This is for your convenience.
Ariel, that wonderful woman, showed me the way.
I just really liked the Google logo for Louis Braille's birthday today. Check it out. There's also all the old holiday logos, too.
I'm not sure if I've commented before about how holidays can really be overdone here, but they can be. Especially Western holidays. And most especially in the commercial sector.
Businesses seem just as willing, if not even more willing (if you can believe it) to prostrate themselves and do what it takes to obtain the mighty customer dollar here. In South Korea, this has gone as far as deeming 21 days in the year to celebrate love (or the lack of it). It all blossomed from Valentine's Day being so successful (where, in a change, women buy men chocolates, to which the men reply a month later on White Day with white candy), and has created a giant industry based on couples feeling they have to buy things for one another.
Diary Day. Red Day. Green Day (where the articles says couples dress in green and drink cheap liquor from green bottles. ???) Black Day, where singles eat black food (noodles with black sauce) to mark themselves as single...and to hopefully find love by eating black food with other singles. Yellow Day-Rose Day. Silver Day, where couples ask friends to give them money to go on a date. And of course, the number of days since they started dating.

### [CHALLENGES]
a) Summarize the blog post in two sentences.
b) Echo the part of the blog post that opens with the words containing "Ariel, that wonderful" and closes with "the commercial sector.".

### [RECORDED DATA]

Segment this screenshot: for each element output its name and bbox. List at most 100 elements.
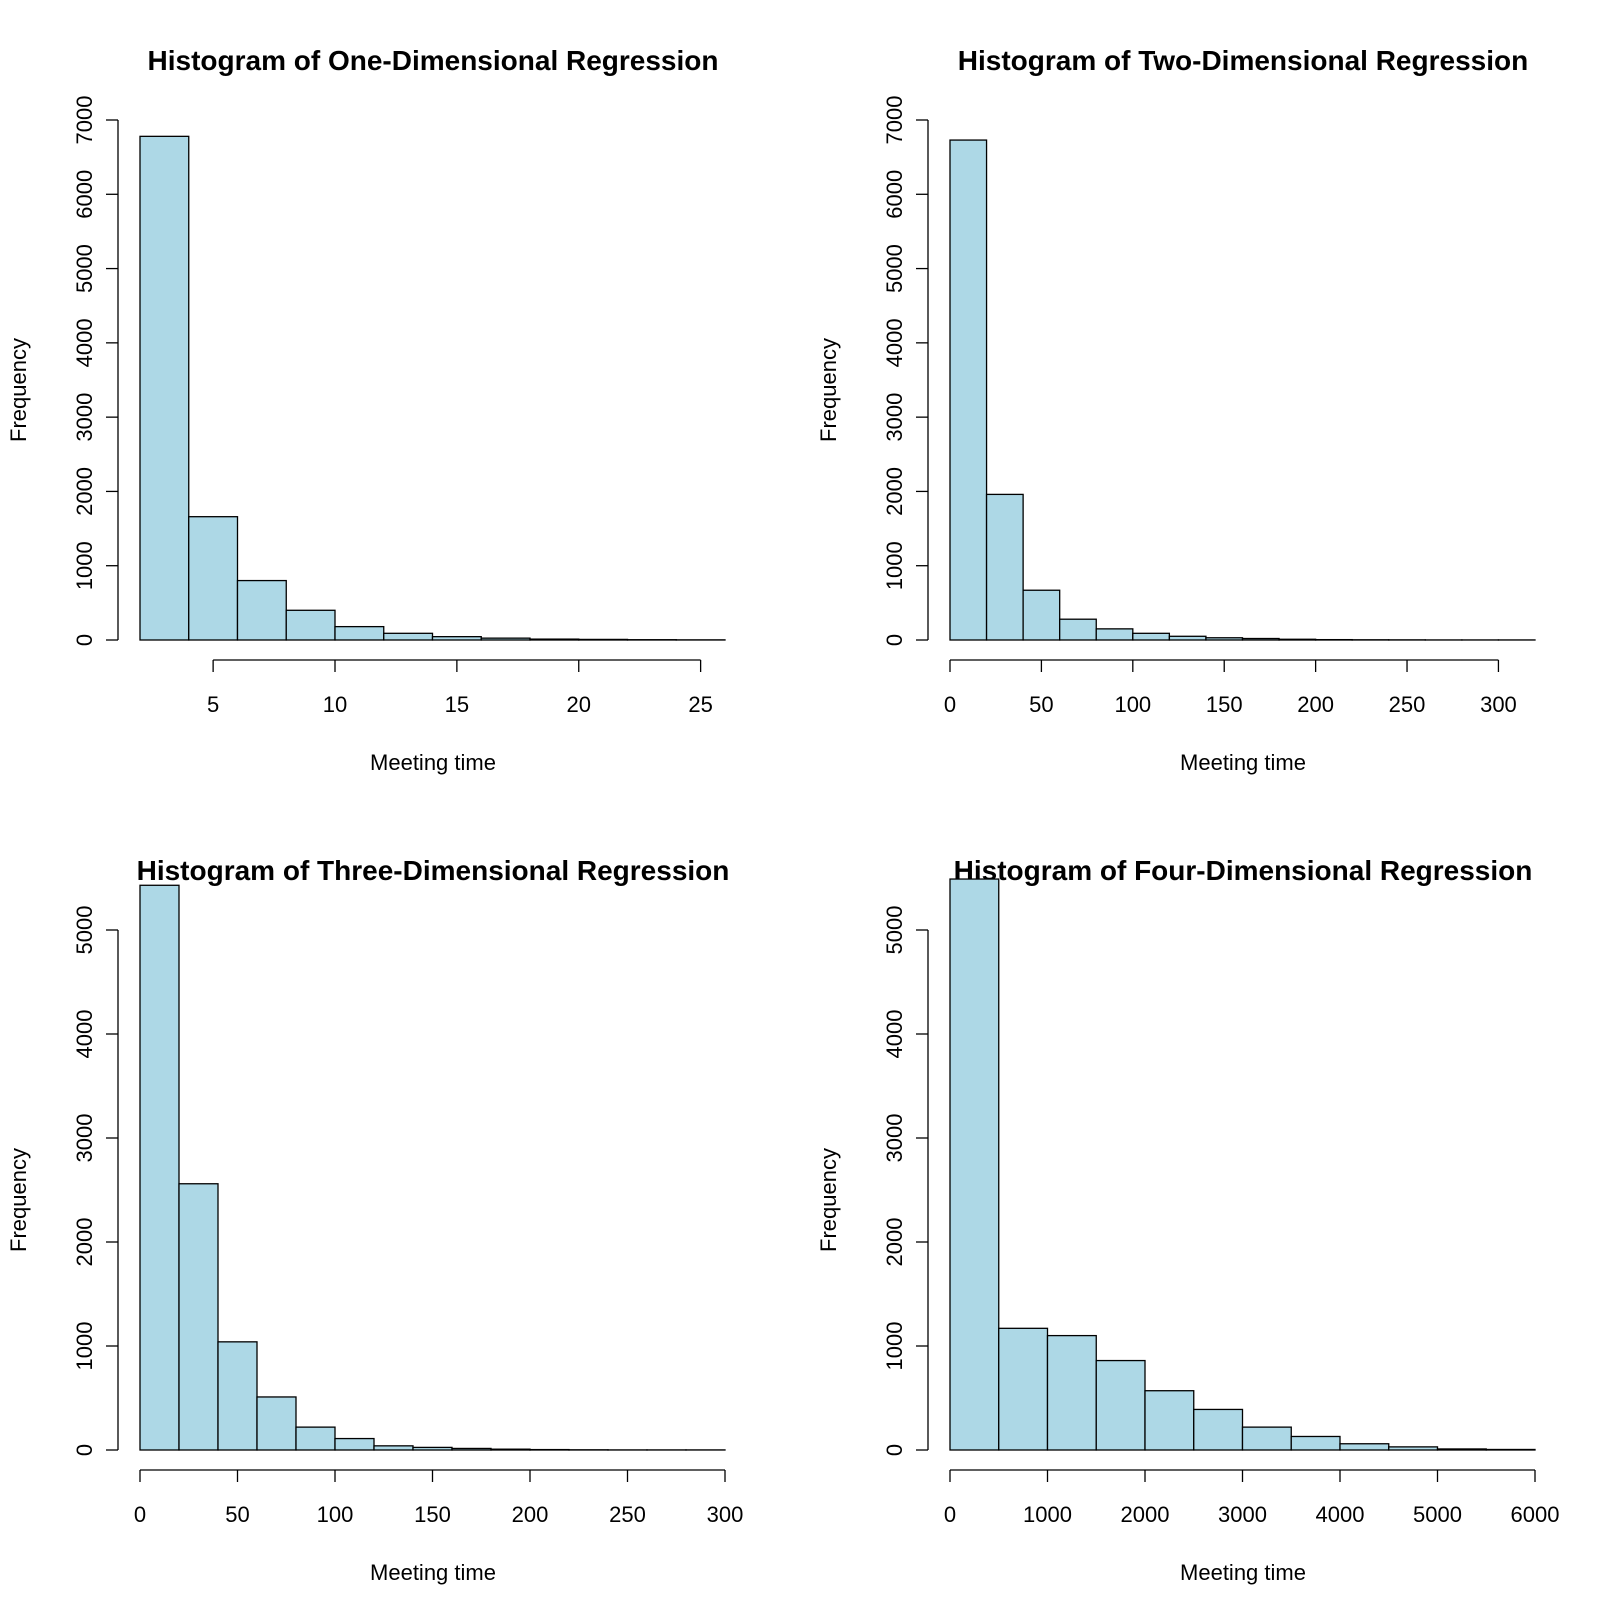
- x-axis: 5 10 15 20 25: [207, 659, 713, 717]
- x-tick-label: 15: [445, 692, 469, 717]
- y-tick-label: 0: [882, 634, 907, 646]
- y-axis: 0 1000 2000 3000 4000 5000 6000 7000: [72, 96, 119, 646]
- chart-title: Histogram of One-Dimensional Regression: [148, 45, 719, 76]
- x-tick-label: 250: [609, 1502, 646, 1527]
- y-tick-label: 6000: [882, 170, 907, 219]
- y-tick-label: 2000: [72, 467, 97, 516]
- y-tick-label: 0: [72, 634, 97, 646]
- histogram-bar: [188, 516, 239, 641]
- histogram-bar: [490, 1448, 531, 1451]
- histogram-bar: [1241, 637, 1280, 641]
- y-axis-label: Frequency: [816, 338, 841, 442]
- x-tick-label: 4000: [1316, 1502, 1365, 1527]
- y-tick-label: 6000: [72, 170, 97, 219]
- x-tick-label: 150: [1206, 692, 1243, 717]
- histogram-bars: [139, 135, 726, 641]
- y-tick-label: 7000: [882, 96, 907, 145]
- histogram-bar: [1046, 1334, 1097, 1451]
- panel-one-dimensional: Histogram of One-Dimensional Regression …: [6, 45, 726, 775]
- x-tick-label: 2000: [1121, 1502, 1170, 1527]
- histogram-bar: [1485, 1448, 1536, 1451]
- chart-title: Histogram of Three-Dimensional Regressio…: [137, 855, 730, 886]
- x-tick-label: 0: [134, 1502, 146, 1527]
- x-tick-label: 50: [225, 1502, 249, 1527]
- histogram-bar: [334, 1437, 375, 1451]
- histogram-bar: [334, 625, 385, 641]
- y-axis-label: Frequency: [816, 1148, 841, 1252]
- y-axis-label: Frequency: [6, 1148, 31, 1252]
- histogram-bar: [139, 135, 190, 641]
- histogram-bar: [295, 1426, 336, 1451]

### [RESPONSES FOR EACH TASK]
a) The writer shares the Google logo for Louis Braille's birthday and argues that holidays, especially Western ones, can be overdone, most of all by businesses. In South Korea, the success of Valentine's Day and White Day has grown into 21 days a year devoted to love or its lack, such as Black Day for singles and Silver Day for couples, creating an industry built on couples feeling they must buy things for one another.

b)
Ariel, that wonderful woman, showed me the way.
I just really liked the Google logo for Louis Braille's birthday today. Check it out. There's also all the old holiday logos, too.
I'm not sure if I've commented before about how holidays can really be overdone here, but they can be. Especially Western holidays. And most especially in the commercial sector.